[RECORDED INFORMATION start]

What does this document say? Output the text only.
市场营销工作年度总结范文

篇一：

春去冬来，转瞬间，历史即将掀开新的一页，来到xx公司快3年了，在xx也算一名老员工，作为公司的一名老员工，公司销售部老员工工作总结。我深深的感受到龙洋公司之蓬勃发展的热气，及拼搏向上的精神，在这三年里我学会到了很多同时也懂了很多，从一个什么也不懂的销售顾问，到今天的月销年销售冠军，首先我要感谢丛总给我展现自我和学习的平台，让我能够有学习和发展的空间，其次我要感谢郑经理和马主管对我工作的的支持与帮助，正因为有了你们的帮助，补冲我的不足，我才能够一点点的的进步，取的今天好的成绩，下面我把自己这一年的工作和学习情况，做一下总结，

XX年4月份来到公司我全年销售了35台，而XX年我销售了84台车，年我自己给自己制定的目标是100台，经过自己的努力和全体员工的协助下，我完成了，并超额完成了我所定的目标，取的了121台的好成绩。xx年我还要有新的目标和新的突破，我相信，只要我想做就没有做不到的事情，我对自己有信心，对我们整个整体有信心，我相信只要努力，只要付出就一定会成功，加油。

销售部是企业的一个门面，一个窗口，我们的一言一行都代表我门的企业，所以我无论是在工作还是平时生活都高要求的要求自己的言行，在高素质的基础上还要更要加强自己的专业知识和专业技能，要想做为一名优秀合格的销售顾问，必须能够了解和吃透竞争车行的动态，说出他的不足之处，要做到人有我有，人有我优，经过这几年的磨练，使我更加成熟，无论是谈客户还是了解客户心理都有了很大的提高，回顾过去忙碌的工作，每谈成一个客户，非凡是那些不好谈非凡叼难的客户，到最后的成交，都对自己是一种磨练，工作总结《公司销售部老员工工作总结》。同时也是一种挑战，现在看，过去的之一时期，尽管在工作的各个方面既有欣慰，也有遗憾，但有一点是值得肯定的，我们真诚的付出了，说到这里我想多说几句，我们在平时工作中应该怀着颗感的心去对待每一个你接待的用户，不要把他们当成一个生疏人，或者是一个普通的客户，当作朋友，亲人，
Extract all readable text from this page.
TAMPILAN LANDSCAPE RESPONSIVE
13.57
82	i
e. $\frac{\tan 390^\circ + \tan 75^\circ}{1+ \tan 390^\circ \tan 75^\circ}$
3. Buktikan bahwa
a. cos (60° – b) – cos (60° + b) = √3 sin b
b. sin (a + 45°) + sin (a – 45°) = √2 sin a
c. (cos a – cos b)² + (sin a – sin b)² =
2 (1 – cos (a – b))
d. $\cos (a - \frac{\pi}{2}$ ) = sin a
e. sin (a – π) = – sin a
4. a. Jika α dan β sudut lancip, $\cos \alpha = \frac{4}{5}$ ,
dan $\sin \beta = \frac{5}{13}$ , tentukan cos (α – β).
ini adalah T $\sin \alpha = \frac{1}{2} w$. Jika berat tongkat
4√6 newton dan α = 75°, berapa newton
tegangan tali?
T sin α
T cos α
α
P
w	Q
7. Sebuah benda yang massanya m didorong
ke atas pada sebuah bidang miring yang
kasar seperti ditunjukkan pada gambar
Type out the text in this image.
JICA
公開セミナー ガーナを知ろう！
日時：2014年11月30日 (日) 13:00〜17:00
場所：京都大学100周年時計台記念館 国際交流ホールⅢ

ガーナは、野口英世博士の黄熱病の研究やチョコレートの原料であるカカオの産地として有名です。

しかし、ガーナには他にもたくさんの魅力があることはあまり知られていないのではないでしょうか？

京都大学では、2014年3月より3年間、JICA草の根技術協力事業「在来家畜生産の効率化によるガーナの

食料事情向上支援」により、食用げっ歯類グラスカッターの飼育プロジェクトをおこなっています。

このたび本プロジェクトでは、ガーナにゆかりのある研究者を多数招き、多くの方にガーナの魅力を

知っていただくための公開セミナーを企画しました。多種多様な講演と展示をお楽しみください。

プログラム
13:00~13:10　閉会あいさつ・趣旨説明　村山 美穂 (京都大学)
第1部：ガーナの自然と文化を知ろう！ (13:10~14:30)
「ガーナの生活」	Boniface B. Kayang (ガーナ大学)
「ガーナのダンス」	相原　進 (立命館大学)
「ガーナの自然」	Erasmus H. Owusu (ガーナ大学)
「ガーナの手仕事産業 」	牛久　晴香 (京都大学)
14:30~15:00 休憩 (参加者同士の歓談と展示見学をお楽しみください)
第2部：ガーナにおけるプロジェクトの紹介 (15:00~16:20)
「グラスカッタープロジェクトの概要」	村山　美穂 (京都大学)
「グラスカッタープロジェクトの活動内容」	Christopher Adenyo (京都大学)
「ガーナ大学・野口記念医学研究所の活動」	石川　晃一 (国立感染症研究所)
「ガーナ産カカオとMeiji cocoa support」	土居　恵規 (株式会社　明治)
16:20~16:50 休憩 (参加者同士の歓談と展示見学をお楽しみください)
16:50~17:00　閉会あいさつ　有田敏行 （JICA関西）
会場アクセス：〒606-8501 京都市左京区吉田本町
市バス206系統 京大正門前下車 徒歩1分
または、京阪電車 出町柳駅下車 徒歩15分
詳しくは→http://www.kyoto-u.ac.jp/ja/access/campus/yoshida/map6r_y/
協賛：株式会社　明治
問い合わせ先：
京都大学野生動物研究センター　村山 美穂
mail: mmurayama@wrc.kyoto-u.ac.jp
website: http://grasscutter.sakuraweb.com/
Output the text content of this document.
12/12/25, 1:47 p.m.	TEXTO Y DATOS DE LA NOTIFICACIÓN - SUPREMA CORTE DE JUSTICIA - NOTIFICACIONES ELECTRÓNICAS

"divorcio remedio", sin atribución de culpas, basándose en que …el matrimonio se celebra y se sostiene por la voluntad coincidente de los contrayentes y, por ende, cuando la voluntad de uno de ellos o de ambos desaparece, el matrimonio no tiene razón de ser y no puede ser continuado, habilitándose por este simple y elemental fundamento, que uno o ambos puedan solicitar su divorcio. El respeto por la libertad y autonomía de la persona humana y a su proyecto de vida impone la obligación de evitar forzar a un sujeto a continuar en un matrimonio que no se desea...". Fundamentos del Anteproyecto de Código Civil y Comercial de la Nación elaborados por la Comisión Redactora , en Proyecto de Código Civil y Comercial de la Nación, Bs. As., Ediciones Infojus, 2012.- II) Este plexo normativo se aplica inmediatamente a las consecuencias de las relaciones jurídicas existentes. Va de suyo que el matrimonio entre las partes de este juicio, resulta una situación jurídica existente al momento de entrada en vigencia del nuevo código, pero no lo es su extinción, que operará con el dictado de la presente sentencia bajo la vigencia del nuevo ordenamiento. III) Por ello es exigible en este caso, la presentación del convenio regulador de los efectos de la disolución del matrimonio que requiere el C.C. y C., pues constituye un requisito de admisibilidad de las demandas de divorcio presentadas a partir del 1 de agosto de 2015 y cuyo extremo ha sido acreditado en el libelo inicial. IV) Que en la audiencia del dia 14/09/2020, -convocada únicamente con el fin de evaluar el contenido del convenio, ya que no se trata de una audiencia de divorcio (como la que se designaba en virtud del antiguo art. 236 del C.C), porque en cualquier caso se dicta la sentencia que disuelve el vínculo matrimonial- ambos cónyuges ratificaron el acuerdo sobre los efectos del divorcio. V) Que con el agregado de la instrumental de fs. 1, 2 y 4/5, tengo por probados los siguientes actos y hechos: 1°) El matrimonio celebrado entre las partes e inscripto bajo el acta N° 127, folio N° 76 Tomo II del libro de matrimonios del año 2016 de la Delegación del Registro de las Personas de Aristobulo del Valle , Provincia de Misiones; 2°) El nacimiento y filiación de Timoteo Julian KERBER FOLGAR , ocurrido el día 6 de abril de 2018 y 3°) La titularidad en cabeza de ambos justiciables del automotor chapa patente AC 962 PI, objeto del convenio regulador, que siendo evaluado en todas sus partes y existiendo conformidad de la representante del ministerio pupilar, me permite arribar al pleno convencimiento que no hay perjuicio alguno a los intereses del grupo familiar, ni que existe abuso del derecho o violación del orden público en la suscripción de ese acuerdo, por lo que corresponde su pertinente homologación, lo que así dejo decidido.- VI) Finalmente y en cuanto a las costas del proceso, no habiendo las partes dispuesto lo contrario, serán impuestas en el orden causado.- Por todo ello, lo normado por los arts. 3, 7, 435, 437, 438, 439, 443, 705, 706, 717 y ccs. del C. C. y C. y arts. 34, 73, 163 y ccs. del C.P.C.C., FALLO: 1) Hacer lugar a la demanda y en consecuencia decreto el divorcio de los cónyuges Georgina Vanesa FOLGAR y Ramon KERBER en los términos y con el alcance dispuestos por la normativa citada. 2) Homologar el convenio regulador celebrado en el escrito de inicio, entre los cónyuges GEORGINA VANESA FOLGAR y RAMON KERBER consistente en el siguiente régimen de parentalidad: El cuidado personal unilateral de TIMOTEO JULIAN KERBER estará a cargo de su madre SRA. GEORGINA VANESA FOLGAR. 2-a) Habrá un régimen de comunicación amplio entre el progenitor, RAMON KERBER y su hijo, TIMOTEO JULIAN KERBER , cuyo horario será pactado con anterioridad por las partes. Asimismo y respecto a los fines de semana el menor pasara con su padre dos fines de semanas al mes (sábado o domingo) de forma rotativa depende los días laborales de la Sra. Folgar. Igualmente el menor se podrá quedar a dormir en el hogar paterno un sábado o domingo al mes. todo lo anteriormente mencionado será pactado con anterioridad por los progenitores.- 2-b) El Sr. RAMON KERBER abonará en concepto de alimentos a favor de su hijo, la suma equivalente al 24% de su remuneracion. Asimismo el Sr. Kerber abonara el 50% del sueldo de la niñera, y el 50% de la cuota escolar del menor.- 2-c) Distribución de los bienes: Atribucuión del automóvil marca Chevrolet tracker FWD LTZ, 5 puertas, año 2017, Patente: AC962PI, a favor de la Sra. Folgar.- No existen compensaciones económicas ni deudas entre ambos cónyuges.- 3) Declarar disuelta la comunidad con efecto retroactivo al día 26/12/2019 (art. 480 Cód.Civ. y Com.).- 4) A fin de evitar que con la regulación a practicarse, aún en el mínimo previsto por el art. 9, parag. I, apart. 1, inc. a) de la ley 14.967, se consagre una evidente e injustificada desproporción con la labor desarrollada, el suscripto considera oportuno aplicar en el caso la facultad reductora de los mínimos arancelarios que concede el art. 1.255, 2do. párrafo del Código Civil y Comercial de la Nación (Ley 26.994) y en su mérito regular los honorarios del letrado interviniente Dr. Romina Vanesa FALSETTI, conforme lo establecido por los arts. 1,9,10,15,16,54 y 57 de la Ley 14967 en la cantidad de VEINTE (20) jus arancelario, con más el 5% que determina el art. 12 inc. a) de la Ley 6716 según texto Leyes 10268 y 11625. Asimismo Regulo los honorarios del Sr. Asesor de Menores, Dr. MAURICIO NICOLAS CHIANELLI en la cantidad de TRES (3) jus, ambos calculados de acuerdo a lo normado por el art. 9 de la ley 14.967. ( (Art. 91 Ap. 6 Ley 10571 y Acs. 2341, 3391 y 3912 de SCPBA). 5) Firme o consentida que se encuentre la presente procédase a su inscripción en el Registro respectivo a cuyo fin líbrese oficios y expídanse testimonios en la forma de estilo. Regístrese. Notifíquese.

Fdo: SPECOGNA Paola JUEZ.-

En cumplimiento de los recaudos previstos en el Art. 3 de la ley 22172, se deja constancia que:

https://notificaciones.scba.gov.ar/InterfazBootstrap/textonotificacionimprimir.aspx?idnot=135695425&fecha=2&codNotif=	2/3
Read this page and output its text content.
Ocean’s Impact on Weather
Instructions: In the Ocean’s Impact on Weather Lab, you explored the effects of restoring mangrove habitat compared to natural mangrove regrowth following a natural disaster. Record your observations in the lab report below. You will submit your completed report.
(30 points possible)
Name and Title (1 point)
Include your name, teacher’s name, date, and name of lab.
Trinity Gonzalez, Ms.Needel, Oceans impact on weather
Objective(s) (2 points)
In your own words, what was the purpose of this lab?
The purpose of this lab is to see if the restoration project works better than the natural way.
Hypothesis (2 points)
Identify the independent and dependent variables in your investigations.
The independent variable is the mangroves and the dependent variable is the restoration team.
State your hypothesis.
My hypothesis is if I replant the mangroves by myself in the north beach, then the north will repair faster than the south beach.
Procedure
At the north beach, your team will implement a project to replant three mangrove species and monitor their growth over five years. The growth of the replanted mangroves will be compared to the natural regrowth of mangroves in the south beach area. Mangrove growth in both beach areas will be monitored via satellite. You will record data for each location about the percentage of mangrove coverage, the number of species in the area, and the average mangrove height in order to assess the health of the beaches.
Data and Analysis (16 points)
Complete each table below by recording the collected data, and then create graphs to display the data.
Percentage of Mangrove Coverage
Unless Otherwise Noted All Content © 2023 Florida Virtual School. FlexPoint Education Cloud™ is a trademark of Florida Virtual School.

[RECORDED INFORMATION end]

* **THE TASK**: Write down every line of the data above that includes the string "restoration".

* **RESPONSE FOR THIS EXERCISE**:
The purpose of this lab is to see if the restoration project works better than the natural way.
The independent variable is the mangroves and the dependent variable is the restoration team.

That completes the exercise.